(WHAT IS ASKED) In the calculus worked solution, list in order every step instruction that is written out in words.

## Calculus with Applications (10th Edition)

$$\frac{{dy}}{{dx}} = \frac{{3{x^{3/2}}{y^{5/2}} - 2y}}{{2x\ln x - 5{x^{5/2}}{y^{3/2}}}}$$
\eqalign{ & y\ln x + 2 = {x^{3/2}}{y^{5/2}} \cr & {\text{take the derivative on both sides with respect to }}x \cr & \frac{d}{{dx}}\left( {y\ln x + 2} \right) = \frac{d}{{dx}}\left( {{x^{3/2}}{y^{5/2}}} \right) \cr & {\text{use sum rule as follows}} \cr & \frac{d}{{dx}}\left( {y\ln x} \right) + \frac{d}{{dx}}\left( 2 \right) = \frac{d}{{dx}}\left( {{x^{3/2}}{y^{5/2}}} \right) \cr & {\text{use the product rule}} \cr & y\frac{d}{{dx}}\left( {\ln x} \right) + \ln x\frac{d}{{dx}}\left( y \right) + \frac{d}{{dx}}\left( 2 \right) = {x^{3/2}}\frac{d}{{dx}}\left( {{y^{5/2}}} \right) + {y^{5/2}}\frac{d}{{dx}}\left( {{x^{3/2}}} \right) \cr & {\text{solve the derivatives}} \cr & y\left( {\frac{1}{x}} \right) + \ln x\frac{{dy}}{{dx}} + 0 = {x^{3/2}}\left( {\frac{5}{2}{y^{3/2}}} \right)\frac{{dy}}{{dx}} + {y^{5/2}}\left( {\frac{3}{2}{x^{1/2}}} \right) \cr & \frac{y}{x} + \ln x\frac{{dy}}{{dx}} = \frac{5}{2}{x^{3/2}}{y^{3/2}}\frac{{dy}}{{dx}} + \frac{3}{2}{x^{1/2}}{y^{5/2}} \cr & \ln x\frac{{dy}}{{dx}} - \frac{5}{2}{x^{3/2}}{y^{3/2}}\frac{{dy}}{{dx}} = \frac{3}{2}{x^{1/2}}{y^{5/2}} - \frac{y}{x} \cr & {\text{multiply both sides by }}2x \cr & 2x\ln x\frac{{dy}}{{dx}} - 5{x^{5/2}}{y^{3/2}}\frac{{dy}}{{dx}} = 3{x^{3/2}}{y^{5/2}} - 2y \cr & {\text{combine terms and solve for }}\frac{{dy}}{{dx}} \cr & \left( {2x\ln x - 5{x^{5/2}}{y^{3/2}}} \right)\frac{{dy}}{{dx}} = 3{x^{3/2}}{y^{5/2}} - 2y \cr & \frac{{dy}}{{dx}} = \frac{{3{x^{3/2}}{y^{5/2}} - 2y}}{{2x\ln x - 5{x^{5/2}}{y^{3/2}}}} \cr}

Element placement data
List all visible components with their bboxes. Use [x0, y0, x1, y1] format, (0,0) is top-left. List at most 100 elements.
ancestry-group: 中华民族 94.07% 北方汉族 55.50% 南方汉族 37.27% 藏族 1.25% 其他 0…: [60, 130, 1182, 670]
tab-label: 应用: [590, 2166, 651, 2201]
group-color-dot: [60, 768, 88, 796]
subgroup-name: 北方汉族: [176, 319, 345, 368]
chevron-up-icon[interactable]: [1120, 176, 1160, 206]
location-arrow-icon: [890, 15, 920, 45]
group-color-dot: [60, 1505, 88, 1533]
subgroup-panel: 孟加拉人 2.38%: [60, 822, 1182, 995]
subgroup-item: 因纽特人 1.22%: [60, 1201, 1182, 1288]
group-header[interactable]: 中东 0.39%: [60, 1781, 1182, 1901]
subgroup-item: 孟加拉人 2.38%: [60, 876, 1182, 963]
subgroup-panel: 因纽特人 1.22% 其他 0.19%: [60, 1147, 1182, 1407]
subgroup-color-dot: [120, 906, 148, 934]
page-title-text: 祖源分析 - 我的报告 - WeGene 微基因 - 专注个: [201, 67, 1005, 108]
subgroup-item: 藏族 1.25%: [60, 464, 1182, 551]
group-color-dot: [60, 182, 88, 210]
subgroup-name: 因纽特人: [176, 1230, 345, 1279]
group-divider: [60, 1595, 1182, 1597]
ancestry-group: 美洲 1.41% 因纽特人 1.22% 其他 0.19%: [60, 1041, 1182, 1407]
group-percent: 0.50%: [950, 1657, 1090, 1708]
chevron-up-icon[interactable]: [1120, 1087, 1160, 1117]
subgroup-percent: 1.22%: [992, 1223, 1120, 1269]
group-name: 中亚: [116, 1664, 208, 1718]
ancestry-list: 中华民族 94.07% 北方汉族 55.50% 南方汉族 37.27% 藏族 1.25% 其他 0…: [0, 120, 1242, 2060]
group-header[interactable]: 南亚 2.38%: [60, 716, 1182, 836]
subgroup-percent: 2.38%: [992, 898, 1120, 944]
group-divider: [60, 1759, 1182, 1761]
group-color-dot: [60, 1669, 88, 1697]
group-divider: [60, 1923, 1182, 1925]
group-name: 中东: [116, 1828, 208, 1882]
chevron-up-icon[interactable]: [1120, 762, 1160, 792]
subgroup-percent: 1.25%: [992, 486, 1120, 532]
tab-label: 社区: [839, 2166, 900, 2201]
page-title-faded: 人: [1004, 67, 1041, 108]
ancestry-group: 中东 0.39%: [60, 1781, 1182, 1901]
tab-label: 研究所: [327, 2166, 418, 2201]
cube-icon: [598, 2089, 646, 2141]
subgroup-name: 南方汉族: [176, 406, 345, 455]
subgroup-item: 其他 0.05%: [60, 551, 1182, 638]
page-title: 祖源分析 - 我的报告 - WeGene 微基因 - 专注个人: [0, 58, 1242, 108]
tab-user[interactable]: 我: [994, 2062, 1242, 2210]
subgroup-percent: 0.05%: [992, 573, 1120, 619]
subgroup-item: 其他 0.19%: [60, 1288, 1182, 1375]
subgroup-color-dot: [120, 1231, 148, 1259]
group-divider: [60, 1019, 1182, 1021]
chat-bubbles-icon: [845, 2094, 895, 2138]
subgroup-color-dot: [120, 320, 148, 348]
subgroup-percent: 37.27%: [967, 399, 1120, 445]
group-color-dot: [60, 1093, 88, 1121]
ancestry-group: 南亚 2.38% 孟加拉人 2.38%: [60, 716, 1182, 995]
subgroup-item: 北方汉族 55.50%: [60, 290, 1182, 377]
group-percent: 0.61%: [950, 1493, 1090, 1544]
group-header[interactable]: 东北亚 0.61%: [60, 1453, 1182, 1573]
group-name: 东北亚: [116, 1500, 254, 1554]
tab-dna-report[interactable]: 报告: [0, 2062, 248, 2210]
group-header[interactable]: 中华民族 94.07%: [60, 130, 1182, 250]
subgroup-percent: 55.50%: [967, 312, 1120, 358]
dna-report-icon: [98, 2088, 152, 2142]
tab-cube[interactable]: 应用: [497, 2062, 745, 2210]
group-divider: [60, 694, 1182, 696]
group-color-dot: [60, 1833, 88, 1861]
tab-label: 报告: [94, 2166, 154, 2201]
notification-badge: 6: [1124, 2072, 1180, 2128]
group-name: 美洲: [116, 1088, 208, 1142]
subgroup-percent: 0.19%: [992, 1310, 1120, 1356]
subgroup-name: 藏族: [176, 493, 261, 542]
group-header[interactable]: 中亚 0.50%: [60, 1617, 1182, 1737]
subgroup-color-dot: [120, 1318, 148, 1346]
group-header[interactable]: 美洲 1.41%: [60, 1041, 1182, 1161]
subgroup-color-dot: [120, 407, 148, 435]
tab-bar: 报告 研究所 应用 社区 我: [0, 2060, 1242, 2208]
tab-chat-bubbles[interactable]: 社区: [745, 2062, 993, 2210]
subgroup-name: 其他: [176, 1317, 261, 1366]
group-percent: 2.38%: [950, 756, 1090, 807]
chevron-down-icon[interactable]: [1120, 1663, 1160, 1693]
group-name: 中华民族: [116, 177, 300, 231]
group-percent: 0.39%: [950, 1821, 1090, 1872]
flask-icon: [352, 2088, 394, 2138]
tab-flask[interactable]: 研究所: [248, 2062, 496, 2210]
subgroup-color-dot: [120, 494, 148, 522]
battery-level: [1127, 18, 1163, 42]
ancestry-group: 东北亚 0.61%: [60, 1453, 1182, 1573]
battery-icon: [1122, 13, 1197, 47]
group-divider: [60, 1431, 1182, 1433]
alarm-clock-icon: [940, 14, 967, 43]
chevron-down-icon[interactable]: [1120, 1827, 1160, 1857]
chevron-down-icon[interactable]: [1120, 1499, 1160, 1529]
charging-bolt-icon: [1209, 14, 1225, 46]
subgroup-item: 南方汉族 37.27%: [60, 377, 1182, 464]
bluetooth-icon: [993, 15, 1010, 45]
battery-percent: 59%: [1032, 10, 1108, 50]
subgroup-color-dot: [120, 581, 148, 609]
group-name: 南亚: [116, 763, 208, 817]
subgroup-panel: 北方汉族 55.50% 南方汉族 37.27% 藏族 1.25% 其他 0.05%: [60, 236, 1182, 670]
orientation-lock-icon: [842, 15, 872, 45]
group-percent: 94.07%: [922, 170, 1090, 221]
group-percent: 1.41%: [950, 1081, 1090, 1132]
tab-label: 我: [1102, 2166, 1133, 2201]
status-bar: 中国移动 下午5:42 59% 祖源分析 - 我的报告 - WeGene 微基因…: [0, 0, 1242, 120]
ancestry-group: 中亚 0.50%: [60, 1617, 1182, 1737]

* * *

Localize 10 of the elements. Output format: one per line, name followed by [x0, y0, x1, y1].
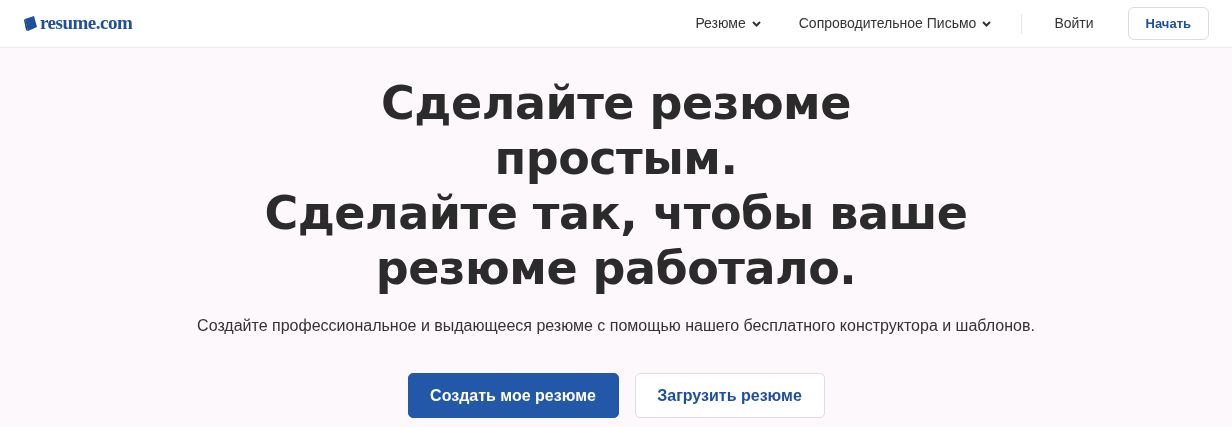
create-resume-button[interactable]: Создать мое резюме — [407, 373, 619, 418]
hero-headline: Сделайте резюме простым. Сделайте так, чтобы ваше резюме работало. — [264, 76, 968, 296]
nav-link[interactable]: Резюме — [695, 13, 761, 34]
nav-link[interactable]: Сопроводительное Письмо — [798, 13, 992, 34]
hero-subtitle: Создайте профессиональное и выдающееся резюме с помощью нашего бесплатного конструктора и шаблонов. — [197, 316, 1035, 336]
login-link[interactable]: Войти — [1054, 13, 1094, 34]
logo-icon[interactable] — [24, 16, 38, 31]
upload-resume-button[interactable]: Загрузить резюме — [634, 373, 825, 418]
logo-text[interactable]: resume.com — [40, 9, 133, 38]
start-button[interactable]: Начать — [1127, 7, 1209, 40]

...

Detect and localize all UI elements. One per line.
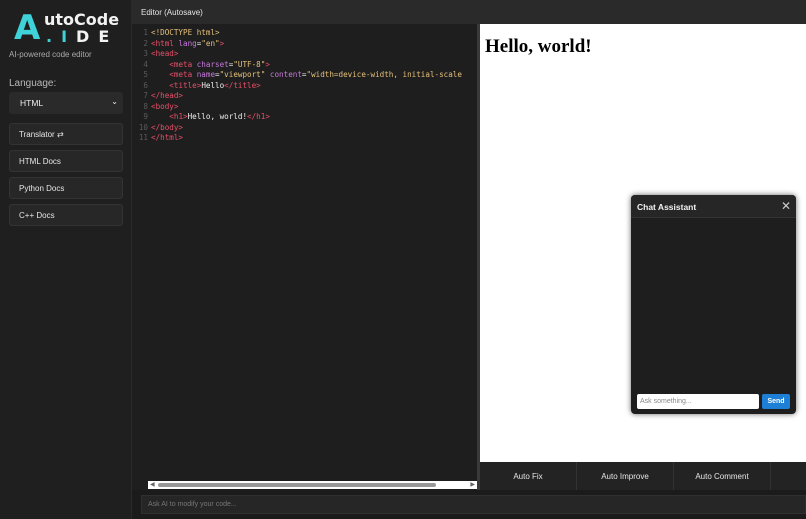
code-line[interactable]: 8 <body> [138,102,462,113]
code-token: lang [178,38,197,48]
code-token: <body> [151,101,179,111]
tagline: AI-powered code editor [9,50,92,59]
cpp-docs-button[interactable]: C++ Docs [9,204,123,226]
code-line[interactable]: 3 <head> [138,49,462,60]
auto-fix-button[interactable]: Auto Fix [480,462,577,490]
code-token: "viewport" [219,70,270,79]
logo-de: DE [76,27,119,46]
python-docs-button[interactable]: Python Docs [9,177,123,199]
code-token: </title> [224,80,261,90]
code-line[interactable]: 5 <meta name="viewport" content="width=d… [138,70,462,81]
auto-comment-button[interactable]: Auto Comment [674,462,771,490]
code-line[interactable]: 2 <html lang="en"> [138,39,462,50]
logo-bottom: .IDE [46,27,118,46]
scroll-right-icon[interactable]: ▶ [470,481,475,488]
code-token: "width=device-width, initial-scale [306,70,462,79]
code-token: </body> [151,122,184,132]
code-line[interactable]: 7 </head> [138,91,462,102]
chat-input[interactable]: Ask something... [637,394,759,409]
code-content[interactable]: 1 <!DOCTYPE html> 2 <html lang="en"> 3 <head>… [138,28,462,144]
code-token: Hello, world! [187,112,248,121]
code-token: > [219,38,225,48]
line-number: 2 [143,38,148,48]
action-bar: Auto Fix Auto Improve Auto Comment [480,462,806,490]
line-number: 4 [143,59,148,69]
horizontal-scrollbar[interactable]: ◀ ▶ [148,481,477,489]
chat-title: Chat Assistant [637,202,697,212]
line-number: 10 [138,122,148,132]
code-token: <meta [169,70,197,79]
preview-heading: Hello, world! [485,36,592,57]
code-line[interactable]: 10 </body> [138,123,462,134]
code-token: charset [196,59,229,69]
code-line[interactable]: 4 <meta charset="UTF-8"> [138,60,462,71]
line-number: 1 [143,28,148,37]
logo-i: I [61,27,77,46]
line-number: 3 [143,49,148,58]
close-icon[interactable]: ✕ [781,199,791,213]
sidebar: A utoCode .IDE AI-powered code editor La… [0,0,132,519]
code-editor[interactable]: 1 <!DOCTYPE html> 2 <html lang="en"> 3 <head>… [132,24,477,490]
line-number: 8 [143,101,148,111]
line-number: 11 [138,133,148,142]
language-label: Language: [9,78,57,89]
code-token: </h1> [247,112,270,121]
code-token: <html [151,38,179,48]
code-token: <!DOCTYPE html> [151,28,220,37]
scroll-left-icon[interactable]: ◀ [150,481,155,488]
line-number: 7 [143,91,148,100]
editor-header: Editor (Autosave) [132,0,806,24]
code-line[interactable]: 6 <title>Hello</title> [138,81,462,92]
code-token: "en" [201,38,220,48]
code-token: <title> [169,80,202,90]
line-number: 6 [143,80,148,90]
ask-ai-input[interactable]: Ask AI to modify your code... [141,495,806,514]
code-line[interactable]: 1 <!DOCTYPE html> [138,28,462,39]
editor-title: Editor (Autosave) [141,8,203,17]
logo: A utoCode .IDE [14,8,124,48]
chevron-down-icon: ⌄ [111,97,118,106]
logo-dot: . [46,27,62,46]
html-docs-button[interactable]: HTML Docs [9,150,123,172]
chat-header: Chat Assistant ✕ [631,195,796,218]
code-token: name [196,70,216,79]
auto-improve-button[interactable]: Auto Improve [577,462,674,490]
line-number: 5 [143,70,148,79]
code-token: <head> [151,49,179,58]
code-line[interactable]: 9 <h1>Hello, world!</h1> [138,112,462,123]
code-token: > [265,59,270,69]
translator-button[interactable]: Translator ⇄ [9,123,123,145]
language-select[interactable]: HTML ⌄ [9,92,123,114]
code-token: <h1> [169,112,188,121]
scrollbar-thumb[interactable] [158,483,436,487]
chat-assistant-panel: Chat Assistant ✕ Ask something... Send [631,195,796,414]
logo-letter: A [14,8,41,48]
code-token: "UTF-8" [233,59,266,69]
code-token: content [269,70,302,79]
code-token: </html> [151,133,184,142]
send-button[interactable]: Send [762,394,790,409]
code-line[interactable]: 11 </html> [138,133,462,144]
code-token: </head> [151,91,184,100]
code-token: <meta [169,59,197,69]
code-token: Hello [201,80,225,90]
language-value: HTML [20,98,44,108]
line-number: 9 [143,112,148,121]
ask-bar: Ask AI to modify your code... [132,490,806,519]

(EXERCISE SOLUTION)
1. take the derivative on both sides with respect to x
2. use sum rule as follows
3. use the product rule
4. solve the derivatives
5. multiply both sides by 2x
6. combine terms and solve for dy/dx